• Task description
Copy out each line in the material below that has the word "Gastrointestinal".

• Information shown
==========

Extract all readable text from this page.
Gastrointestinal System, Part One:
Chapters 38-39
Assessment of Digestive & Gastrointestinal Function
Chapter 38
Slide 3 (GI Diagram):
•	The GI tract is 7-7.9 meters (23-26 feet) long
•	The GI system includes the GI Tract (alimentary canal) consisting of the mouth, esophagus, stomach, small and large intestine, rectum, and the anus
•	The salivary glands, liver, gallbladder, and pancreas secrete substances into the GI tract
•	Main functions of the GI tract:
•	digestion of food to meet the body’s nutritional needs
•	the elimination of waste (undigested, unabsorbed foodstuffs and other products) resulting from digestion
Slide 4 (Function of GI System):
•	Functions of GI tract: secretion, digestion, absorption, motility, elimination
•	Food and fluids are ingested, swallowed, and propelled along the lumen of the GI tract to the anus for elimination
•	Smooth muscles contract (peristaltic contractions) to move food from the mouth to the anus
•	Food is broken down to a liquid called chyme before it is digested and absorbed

==========

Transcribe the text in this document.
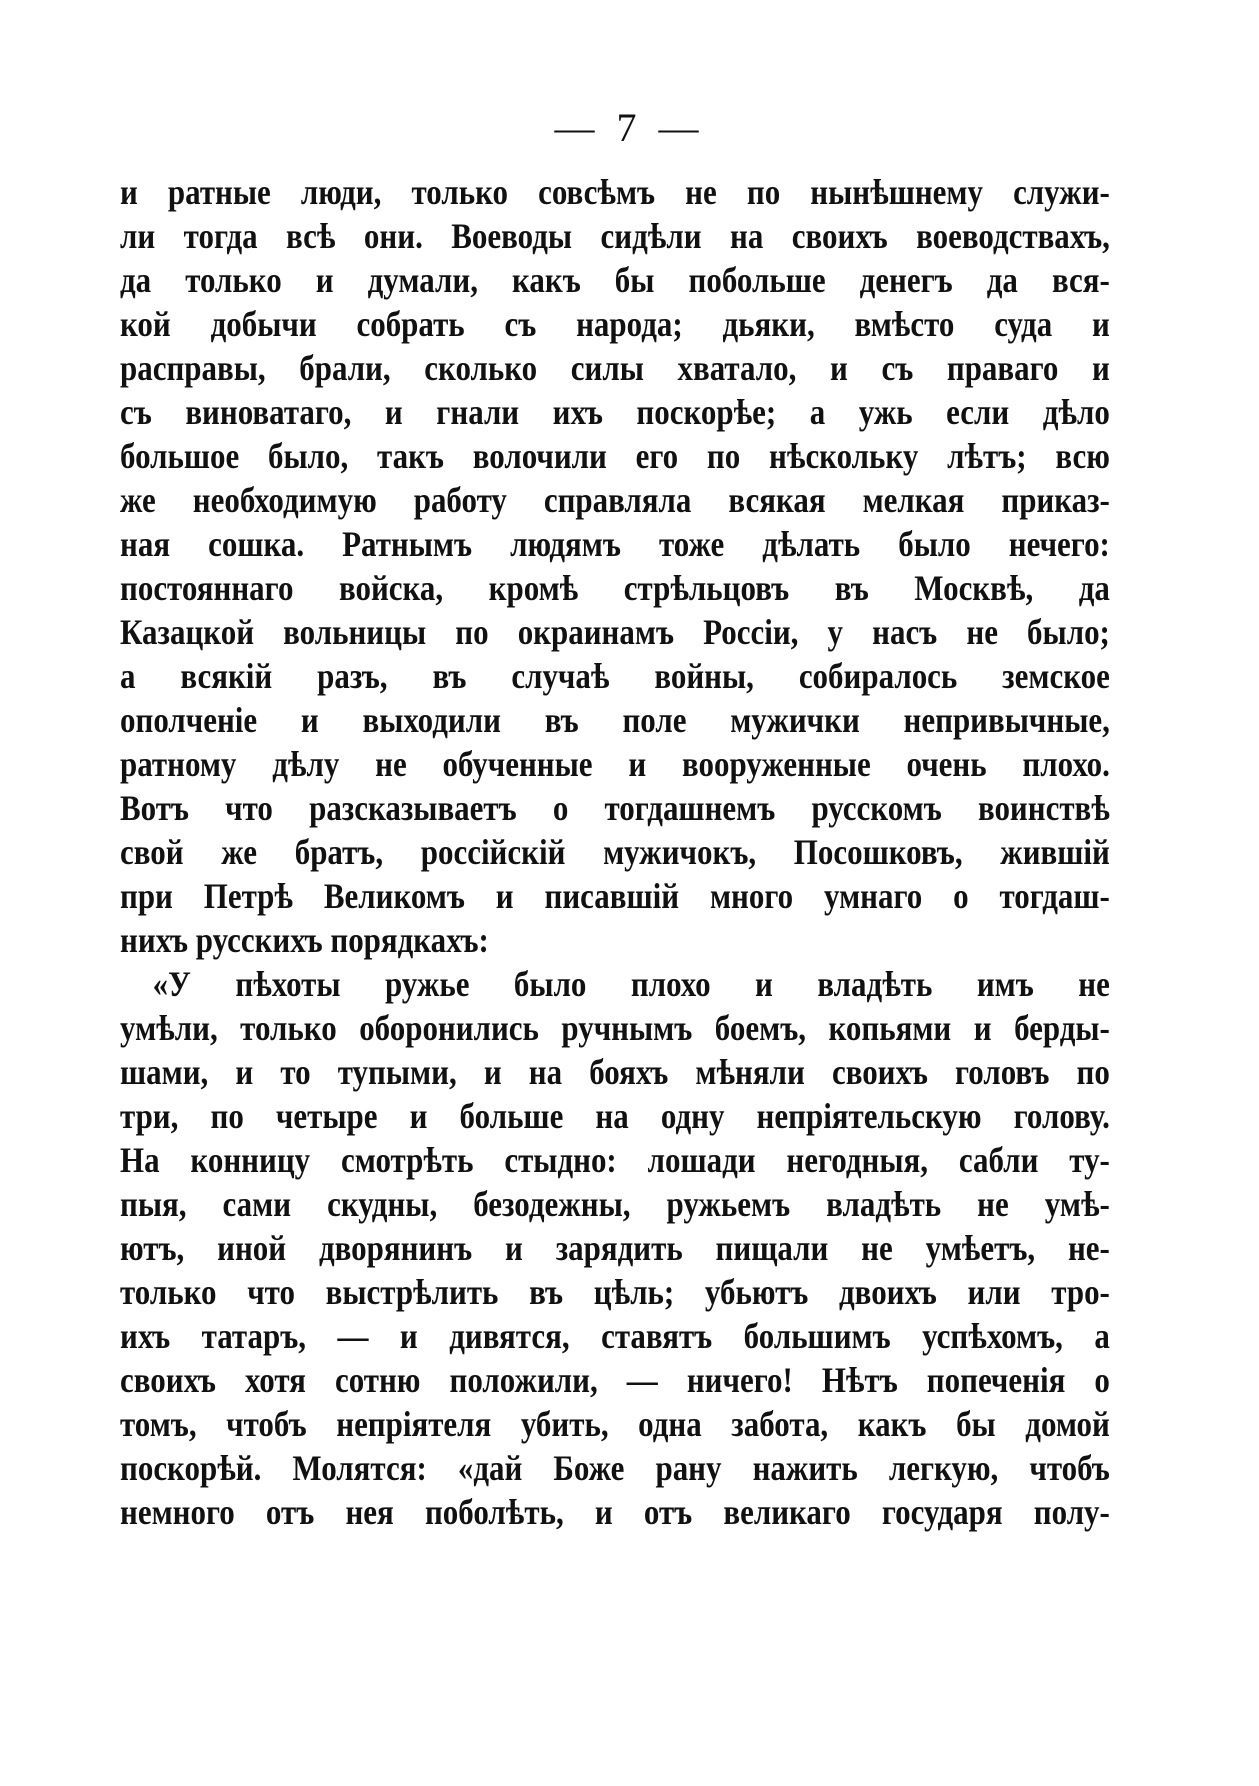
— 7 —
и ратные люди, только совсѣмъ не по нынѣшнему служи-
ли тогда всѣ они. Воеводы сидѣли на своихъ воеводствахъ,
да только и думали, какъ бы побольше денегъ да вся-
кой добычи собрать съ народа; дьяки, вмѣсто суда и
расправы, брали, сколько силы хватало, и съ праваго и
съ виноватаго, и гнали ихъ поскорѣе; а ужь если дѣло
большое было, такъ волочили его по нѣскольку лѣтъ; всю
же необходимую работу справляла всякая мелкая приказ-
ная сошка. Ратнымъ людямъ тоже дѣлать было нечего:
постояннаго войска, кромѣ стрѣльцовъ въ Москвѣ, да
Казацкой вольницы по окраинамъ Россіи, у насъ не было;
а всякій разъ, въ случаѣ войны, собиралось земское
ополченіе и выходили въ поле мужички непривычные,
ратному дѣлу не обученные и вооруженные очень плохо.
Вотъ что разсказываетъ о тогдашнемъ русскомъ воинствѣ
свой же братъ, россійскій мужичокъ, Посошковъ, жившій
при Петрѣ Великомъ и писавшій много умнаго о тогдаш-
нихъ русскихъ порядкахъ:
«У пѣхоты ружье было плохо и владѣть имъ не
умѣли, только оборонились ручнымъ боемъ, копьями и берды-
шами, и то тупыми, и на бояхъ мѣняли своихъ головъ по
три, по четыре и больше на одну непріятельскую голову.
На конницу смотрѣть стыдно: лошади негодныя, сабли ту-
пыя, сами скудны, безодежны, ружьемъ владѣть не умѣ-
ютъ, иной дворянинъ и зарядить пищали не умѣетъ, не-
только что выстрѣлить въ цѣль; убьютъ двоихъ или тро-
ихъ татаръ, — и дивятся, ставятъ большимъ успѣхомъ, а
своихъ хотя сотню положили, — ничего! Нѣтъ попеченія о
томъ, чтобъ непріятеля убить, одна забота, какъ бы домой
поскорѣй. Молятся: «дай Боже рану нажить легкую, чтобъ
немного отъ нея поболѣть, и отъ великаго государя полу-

==========

• Right answer
Gastrointestinal System, Part One:
Assessment of Digestive & Gastrointestinal Function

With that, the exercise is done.